** Start of Provided information **

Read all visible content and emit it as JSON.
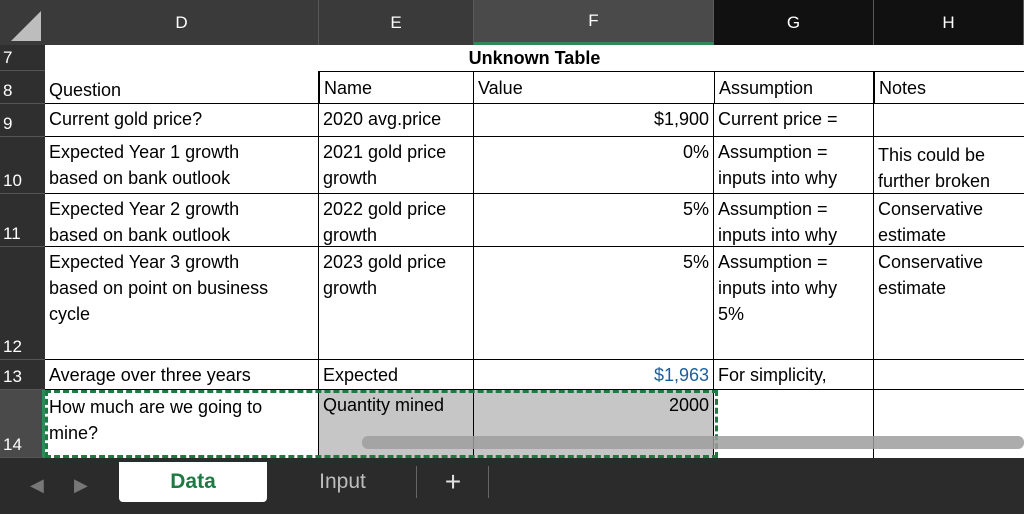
{
  "columns": [
    "D",
    "E",
    "F",
    "G",
    "H"
  ],
  "rows": [
    "7",
    "8",
    "9",
    "10",
    "11",
    "12",
    "13",
    "14"
  ],
  "table_title": "Unknown Table",
  "headers": {
    "question": "Question",
    "name": "Name",
    "value": "Value",
    "assumption": "Assumption",
    "notes": "Notes"
  },
  "data_rows": [
    {
      "question": "Current gold price?",
      "name": "2020 avg.price",
      "value": "$1,900",
      "assumption": "Current price =",
      "notes": ""
    },
    {
      "question": "Expected Year 1 growth\nbased on bank outlook",
      "name": "2021 gold price\ngrowth",
      "value": "0%",
      "assumption": "Assumption =\ninputs into why",
      "notes": "This could be\nfurther broken"
    },
    {
      "question": "Expected Year 2 growth\nbased on bank outlook",
      "name": "2022 gold price\ngrowth",
      "value": "5%",
      "assumption": "Assumption =\ninputs into why",
      "notes": "Conservative\nestimate"
    },
    {
      "question": "Expected Year 3 growth\nbased on point on business\ncycle",
      "name": "2023 gold price\ngrowth",
      "value": "5%",
      "assumption": "Assumption =\ninputs into why\n5%",
      "notes": "Conservative\nestimate"
    },
    {
      "question": "Average over three years",
      "name": "Expected",
      "value": "$1,963",
      "assumption": "For simplicity,",
      "notes": ""
    },
    {
      "question": "How much are we going to\nmine?",
      "name": "Quantity mined",
      "value": "2000",
      "assumption": "",
      "notes": ""
    }
  ],
  "sheet_tabs": {
    "active": "Data",
    "inactive": "Input",
    "add": "+"
  },
  "colors": {
    "selection": "#1e7a43",
    "link_value": "#1f5e9a",
    "header_bg": "#3a3a3a"
  }
}
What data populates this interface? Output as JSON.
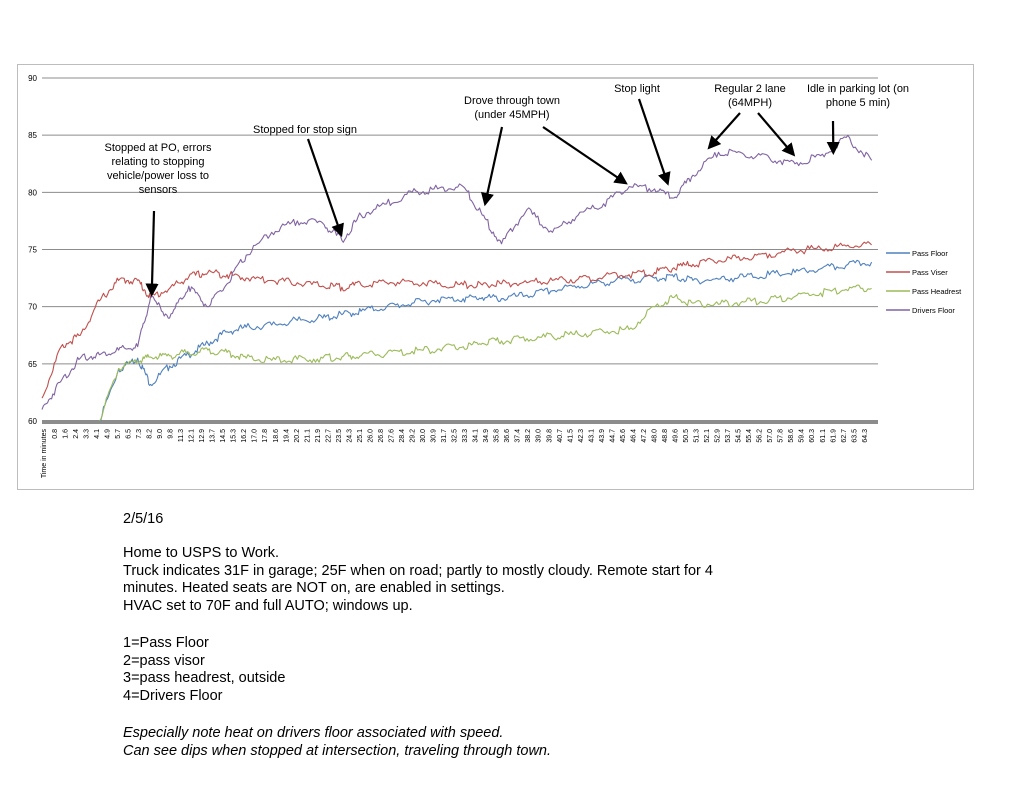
{
  "chart_data": {
    "type": "line",
    "title": "",
    "xlabel": "Time in minutes",
    "ylabel": "",
    "ylim": [
      60,
      90
    ],
    "yticks": [
      60,
      65,
      70,
      75,
      80,
      85,
      90
    ],
    "grid": true,
    "legend_position": "right",
    "x_tick_labels": [
      "0.8",
      "1.6",
      "2.4",
      "3.3",
      "4.1",
      "4.9",
      "5.7",
      "6.5",
      "7.3",
      "8.2",
      "9.0",
      "9.8",
      "11.3",
      "12.1",
      "12.9",
      "13.7",
      "14.5",
      "15.3",
      "16.2",
      "17.0",
      "17.8",
      "18.6",
      "19.4",
      "20.2",
      "21.1",
      "21.9",
      "22.7",
      "23.5",
      "24.3",
      "25.1",
      "26.0",
      "26.8",
      "27.6",
      "28.4",
      "29.2",
      "30.0",
      "30.9",
      "31.7",
      "32.5",
      "33.3",
      "34.1",
      "34.9",
      "35.8",
      "36.6",
      "37.4",
      "38.2",
      "39.0",
      "39.8",
      "40.7",
      "41.5",
      "42.3",
      "43.1",
      "43.9",
      "44.7",
      "45.6",
      "46.4",
      "47.2",
      "48.0",
      "48.8",
      "49.6",
      "50.5",
      "51.3",
      "52.1",
      "52.9",
      "53.7",
      "54.5",
      "55.4",
      "56.2",
      "57.0",
      "57.8",
      "58.6",
      "59.4",
      "60.3",
      "61.1",
      "61.9",
      "62.7",
      "63.5",
      "64.3"
    ],
    "x": [
      0,
      1.5,
      3,
      4.5,
      6,
      7.5,
      8.5,
      10,
      11.5,
      13,
      14.5,
      16,
      18,
      20,
      22,
      23.5,
      25,
      27,
      29,
      31,
      33,
      34.5,
      36,
      38,
      40,
      42,
      44,
      46,
      48,
      49.5,
      51,
      53,
      55,
      57,
      59,
      61,
      63,
      65
    ],
    "series": [
      {
        "name": "Pass Floor",
        "color": "#4f81bd",
        "values": [
          null,
          null,
          null,
          60,
          64.5,
          65.5,
          63.2,
          64.8,
          65.8,
          66.8,
          67.8,
          68.2,
          68.4,
          68.8,
          69.0,
          69.3,
          69.6,
          70.0,
          70.3,
          70.6,
          70.7,
          70.8,
          70.7,
          71.0,
          71.4,
          71.8,
          72.1,
          72.4,
          72.5,
          72.6,
          72.3,
          72.4,
          72.6,
          72.8,
          73.0,
          73.3,
          73.6,
          73.9
        ]
      },
      {
        "name": "Pass Viser",
        "color": "#c0504d",
        "values": [
          62,
          66.5,
          67.5,
          70.5,
          72.3,
          72.3,
          70.8,
          71.6,
          72.6,
          73.0,
          72.8,
          72.5,
          72.3,
          72.1,
          71.8,
          71.7,
          71.9,
          72.1,
          72.2,
          72.0,
          71.9,
          71.9,
          72.0,
          72.1,
          72.3,
          72.4,
          72.6,
          72.8,
          73.0,
          73.4,
          73.7,
          74.0,
          74.3,
          74.6,
          74.9,
          75.1,
          75.3,
          75.4
        ]
      },
      {
        "name": "Pass Headrest",
        "color": "#9bbb59",
        "values": [
          null,
          null,
          null,
          60,
          64.6,
          65.2,
          65.6,
          65.7,
          66.0,
          66.2,
          66.0,
          65.5,
          65.3,
          65.4,
          65.5,
          65.6,
          65.7,
          65.9,
          66.1,
          66.3,
          66.5,
          66.8,
          67.0,
          67.2,
          67.4,
          67.6,
          67.8,
          68.0,
          70.0,
          70.8,
          70.3,
          70.2,
          70.4,
          70.6,
          70.9,
          71.2,
          71.5,
          71.6
        ]
      },
      {
        "name": "Drivers Floor",
        "color": "#8064a2",
        "values": [
          61,
          63.5,
          65.5,
          65.8,
          66.2,
          66.5,
          70.8,
          69.0,
          71.8,
          70.0,
          72.0,
          74.5,
          76.5,
          77.5,
          77.3,
          75.8,
          78.0,
          79.0,
          80.0,
          80.3,
          80.5,
          78.0,
          75.5,
          78.5,
          76.5,
          78.0,
          79.0,
          80.5,
          80.3,
          79.5,
          81.5,
          83.5,
          83.3,
          83.0,
          82.5,
          83.2,
          84.8,
          82.8
        ]
      }
    ],
    "annotations": [
      {
        "text": "Stopped at PO, errors relating to stopping vehicle/power loss to sensors",
        "x": 8.6,
        "y": 70.8
      },
      {
        "text": "Stopped for stop sign",
        "x": 23.5,
        "y": 76.0
      },
      {
        "text": "Drove through town (under 45MPH)",
        "x": 34.5,
        "y": 78.8
      },
      {
        "text": "Drove through town (under 45MPH)",
        "x": 46.0,
        "y": 80.5
      },
      {
        "text": "Stop light",
        "x": 49.0,
        "y": 80.5
      },
      {
        "text": "Regular 2 lane (64MPH)",
        "x": 52.0,
        "y": 83.7
      },
      {
        "text": "Regular 2 lane (64MPH)",
        "x": 59.0,
        "y": 83.0
      },
      {
        "text": "Idle in parking lot (on phone 5 min)",
        "x": 62.0,
        "y": 83.2
      }
    ]
  },
  "chart_text": {
    "x_axis_label": "Time in minutes",
    "ytick_labels": [
      "60",
      "65",
      "70",
      "75",
      "80",
      "85",
      "90"
    ],
    "legend": [
      "Pass Floor",
      "Pass Viser",
      "Pass Headrest",
      "Drivers Floor"
    ],
    "annotations": {
      "po": [
        "Stopped at PO, errors",
        "relating to stopping",
        "vehicle/power loss to",
        "sensors"
      ],
      "stop_sign": [
        "Stopped for stop sign"
      ],
      "town": [
        "Drove through town",
        "(under 45MPH)"
      ],
      "stop_light": [
        "Stop light"
      ],
      "two_lane": [
        "Regular 2 lane",
        "(64MPH)"
      ],
      "idle": [
        "Idle in parking lot (on",
        "phone 5 min)"
      ]
    }
  },
  "notes": {
    "date": "2/5/16",
    "lines": [
      "Home to USPS to Work.",
      "Truck indicates 31F in garage; 25F when on road; partly to mostly cloudy. Remote start for 4",
      "minutes. Heated seats are NOT on, are enabled in settings.",
      "HVAC set to 70F and full AUTO; windows up."
    ],
    "legend_lines": [
      "1=Pass Floor",
      "2=pass visor",
      "3=pass headrest, outside",
      "4=Drivers Floor"
    ],
    "italic_lines": [
      "Especially note heat on drivers floor associated with speed.",
      "Can see dips when stopped at intersection, traveling through town."
    ]
  }
}
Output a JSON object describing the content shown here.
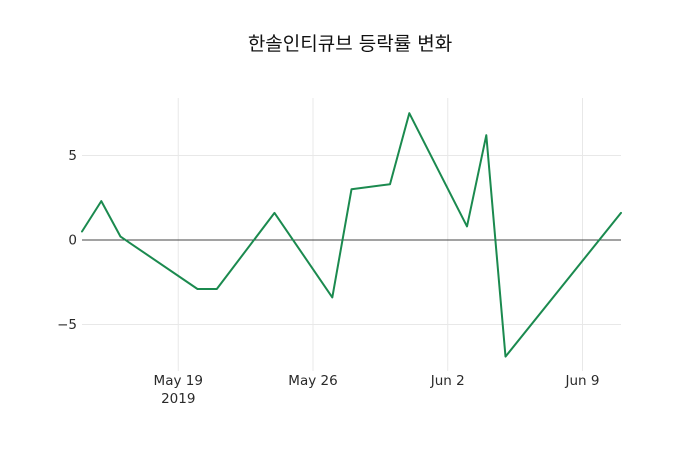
{
  "chart_data": {
    "type": "line",
    "title": "한솔인티큐브 등락률 변화",
    "series": [
      {
        "name": "한솔인티큐브 등락률",
        "x": [
          "2019-05-14",
          "2019-05-15",
          "2019-05-16",
          "2019-05-20",
          "2019-05-21",
          "2019-05-24",
          "2019-05-27",
          "2019-05-28",
          "2019-05-30",
          "2019-05-31",
          "2019-06-03",
          "2019-06-04",
          "2019-06-05",
          "2019-06-11"
        ],
        "y": [
          0.5,
          2.3,
          0.2,
          -2.9,
          -2.9,
          1.6,
          -3.4,
          3.0,
          3.3,
          7.5,
          0.8,
          6.2,
          -6.9,
          1.6
        ]
      }
    ],
    "xaxis": {
      "range": [
        "2019-05-14",
        "2019-06-11"
      ],
      "ticks": [
        {
          "date": "2019-05-19",
          "label": "May 19",
          "sublabel": "2019"
        },
        {
          "date": "2019-05-26",
          "label": "May 26",
          "sublabel": ""
        },
        {
          "date": "2019-06-02",
          "label": "Jun 2",
          "sublabel": ""
        },
        {
          "date": "2019-06-09",
          "label": "Jun 9",
          "sublabel": ""
        }
      ]
    },
    "yaxis": {
      "range": [
        -7.4,
        8.4
      ],
      "zeroline_value": 0,
      "ticks": [
        {
          "value": 5,
          "label": "5"
        },
        {
          "value": 0,
          "label": "0"
        },
        {
          "value": -5,
          "label": "−5"
        }
      ]
    },
    "grid": true,
    "legend": false
  },
  "style": {
    "line_color": "#1b8a4f",
    "grid_color": "#e8e8e8",
    "zeroline_color": "#444444",
    "tick_text_color": "#2a2a2a",
    "title_color": "#111111",
    "background": "#ffffff"
  }
}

** End of Provided information **

What to produce
From the listing, copy every line where the string "date" appears.

Reply to the task
    "date": "2/5/16",
          "date": "2019-05-19",
          "date": "2019-05-26",
          "date": "2019-06-02",
          "date": "2019-06-09",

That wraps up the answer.